Task to carry out -
Copy everything from the start of the records down to the line containing "line-without-slip_symmetry [167, 144, 1109, 631]", both ends included, character for character.

Entries -
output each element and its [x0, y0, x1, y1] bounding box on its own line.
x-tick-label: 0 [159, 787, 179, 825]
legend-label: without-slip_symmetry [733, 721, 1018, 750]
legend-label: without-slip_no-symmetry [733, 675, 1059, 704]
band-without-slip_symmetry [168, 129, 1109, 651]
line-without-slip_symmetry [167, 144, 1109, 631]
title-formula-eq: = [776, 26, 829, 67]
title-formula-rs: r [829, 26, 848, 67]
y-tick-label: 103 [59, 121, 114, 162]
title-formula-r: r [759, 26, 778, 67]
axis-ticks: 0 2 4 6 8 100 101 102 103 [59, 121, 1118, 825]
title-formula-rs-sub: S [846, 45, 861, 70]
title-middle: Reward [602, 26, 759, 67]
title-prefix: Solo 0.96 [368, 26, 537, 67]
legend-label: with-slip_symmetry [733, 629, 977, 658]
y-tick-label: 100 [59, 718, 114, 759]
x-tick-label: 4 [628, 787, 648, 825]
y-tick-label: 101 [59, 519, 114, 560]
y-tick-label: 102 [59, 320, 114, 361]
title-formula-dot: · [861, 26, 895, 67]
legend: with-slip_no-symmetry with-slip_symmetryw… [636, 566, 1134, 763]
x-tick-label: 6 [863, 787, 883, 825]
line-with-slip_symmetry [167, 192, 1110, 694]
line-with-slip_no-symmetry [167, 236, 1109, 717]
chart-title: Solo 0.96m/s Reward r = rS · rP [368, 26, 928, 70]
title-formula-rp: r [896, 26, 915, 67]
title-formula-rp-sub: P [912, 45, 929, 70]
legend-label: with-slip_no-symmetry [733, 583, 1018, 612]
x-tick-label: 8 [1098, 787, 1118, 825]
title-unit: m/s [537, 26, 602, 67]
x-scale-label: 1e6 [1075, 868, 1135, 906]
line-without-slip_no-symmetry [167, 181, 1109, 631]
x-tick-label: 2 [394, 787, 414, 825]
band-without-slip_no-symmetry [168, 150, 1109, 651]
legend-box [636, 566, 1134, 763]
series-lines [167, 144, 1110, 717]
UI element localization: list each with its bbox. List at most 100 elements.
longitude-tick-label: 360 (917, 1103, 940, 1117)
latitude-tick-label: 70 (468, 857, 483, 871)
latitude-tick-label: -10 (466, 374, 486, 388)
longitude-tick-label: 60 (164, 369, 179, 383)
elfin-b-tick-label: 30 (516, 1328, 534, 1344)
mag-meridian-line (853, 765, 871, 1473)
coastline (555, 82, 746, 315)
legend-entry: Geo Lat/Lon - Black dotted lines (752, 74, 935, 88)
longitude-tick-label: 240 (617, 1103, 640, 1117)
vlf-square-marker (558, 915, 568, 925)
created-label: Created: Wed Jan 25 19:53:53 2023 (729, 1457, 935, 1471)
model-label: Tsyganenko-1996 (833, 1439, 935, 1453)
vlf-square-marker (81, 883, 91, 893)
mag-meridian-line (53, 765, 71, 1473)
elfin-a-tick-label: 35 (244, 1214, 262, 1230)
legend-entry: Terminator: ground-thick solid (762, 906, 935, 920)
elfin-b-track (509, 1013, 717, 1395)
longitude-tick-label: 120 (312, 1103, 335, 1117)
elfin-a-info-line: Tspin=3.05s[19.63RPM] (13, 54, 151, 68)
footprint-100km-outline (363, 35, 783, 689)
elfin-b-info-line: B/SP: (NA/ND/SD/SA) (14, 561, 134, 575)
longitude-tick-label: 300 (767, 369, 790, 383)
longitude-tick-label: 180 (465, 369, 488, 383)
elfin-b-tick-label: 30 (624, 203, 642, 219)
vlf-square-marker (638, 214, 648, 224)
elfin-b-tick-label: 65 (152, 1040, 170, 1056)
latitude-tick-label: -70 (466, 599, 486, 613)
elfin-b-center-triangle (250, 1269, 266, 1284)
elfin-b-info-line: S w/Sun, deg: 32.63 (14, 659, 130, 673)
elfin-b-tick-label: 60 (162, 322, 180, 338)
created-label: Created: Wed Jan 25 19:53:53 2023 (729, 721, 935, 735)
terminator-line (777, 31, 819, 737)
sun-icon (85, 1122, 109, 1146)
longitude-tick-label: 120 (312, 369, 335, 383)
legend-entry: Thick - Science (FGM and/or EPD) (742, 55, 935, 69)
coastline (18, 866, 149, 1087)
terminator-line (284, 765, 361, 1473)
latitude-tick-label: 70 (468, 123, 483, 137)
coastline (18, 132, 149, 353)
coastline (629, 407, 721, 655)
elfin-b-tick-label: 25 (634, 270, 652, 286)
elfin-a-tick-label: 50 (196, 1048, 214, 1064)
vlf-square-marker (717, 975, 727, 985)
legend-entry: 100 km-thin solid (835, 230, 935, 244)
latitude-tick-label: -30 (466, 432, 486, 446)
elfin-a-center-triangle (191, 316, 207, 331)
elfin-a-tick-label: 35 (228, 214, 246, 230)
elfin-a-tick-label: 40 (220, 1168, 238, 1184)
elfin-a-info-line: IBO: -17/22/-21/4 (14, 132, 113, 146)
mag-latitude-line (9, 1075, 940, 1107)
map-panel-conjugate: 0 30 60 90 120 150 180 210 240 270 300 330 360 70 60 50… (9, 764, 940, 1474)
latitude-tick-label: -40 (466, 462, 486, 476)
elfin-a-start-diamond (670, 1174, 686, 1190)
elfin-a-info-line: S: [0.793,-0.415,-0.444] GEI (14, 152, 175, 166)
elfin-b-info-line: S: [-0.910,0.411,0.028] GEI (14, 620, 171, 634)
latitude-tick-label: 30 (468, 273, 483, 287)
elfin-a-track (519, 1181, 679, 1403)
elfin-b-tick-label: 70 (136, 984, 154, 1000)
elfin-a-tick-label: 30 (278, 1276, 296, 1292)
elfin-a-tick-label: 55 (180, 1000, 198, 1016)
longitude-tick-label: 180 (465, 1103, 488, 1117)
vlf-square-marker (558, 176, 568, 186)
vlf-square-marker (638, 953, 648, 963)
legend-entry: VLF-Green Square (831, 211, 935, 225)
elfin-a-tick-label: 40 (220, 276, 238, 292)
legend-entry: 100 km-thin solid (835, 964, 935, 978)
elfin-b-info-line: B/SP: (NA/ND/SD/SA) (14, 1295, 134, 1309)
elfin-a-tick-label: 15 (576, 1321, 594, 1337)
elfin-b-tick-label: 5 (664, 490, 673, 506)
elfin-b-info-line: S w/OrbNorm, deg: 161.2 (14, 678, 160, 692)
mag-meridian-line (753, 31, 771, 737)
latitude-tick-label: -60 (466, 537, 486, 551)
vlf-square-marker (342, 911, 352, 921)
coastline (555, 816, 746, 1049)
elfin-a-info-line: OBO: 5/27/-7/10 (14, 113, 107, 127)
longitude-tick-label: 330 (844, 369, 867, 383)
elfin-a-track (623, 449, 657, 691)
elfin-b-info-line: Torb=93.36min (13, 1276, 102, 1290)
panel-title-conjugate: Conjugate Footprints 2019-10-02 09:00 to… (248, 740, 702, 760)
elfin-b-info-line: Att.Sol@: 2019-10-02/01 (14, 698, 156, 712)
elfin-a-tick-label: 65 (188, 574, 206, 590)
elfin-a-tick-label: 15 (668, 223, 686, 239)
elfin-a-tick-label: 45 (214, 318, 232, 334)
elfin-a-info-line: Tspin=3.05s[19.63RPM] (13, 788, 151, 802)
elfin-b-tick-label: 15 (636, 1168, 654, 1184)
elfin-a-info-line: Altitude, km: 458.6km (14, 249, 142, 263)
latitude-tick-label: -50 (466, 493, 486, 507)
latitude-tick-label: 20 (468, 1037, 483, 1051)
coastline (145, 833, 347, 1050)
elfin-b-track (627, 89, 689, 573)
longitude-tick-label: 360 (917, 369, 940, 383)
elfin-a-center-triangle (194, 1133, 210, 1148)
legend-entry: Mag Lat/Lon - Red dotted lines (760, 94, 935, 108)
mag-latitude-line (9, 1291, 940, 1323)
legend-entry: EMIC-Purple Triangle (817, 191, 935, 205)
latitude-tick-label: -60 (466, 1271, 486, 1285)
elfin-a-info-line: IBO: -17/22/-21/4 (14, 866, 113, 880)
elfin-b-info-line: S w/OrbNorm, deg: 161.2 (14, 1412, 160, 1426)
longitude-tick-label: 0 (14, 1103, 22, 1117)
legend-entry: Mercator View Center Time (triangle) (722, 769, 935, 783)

Exercise solution -
output each element and its [x0, y0, x1, y1] bounding box on its own line.
x-tick-label: 0 [159, 787, 179, 825]
legend-label: without-slip_symmetry [733, 721, 1018, 750]
legend-label: without-slip_no-symmetry [733, 675, 1059, 704]
band-without-slip_symmetry [168, 129, 1109, 651]
line-without-slip_symmetry [167, 144, 1109, 631]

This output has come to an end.